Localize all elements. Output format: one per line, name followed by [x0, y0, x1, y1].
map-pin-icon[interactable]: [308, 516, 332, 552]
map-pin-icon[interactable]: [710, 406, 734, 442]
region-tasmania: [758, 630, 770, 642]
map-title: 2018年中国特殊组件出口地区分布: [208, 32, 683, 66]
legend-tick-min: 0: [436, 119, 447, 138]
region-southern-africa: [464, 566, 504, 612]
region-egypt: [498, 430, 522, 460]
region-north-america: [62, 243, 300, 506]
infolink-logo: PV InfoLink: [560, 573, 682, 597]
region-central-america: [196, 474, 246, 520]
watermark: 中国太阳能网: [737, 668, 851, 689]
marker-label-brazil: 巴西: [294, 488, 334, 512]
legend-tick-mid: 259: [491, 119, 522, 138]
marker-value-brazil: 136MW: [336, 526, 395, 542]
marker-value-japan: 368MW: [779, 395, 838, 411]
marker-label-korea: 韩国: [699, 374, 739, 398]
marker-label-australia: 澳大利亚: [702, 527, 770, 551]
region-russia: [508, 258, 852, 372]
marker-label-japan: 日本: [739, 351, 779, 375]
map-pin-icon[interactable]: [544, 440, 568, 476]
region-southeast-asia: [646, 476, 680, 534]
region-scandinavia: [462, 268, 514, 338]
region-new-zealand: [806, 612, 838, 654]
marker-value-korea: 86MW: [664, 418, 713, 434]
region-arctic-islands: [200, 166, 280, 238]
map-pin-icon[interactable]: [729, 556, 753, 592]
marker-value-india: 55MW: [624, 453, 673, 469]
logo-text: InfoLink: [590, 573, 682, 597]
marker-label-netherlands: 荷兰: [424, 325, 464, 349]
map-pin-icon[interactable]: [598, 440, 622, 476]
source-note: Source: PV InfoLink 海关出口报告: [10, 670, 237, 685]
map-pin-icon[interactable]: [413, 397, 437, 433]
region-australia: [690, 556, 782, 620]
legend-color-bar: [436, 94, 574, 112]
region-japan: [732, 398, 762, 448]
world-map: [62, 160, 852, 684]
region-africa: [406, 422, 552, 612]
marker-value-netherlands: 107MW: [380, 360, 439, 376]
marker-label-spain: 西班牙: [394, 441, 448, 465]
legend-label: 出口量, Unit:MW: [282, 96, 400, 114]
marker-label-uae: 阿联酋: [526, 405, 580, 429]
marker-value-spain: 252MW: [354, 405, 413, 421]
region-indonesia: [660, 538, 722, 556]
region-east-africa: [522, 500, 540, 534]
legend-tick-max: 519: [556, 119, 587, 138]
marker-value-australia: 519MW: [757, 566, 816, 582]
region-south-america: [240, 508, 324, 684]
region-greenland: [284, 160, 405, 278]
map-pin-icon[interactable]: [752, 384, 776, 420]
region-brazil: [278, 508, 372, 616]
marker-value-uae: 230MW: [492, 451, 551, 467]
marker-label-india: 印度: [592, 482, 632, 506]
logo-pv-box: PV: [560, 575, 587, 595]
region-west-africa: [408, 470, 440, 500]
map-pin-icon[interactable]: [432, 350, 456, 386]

- - -

課題の目的: 上の行から、文字列「japan」を含むものをすべて選び出し、一行ずつそのまま書き写してください。

解答は以下:
marker-value-japan: 368MW: [779, 395, 838, 411]
marker-label-japan: 日本: [739, 351, 779, 375]
region-japan: [732, 398, 762, 448]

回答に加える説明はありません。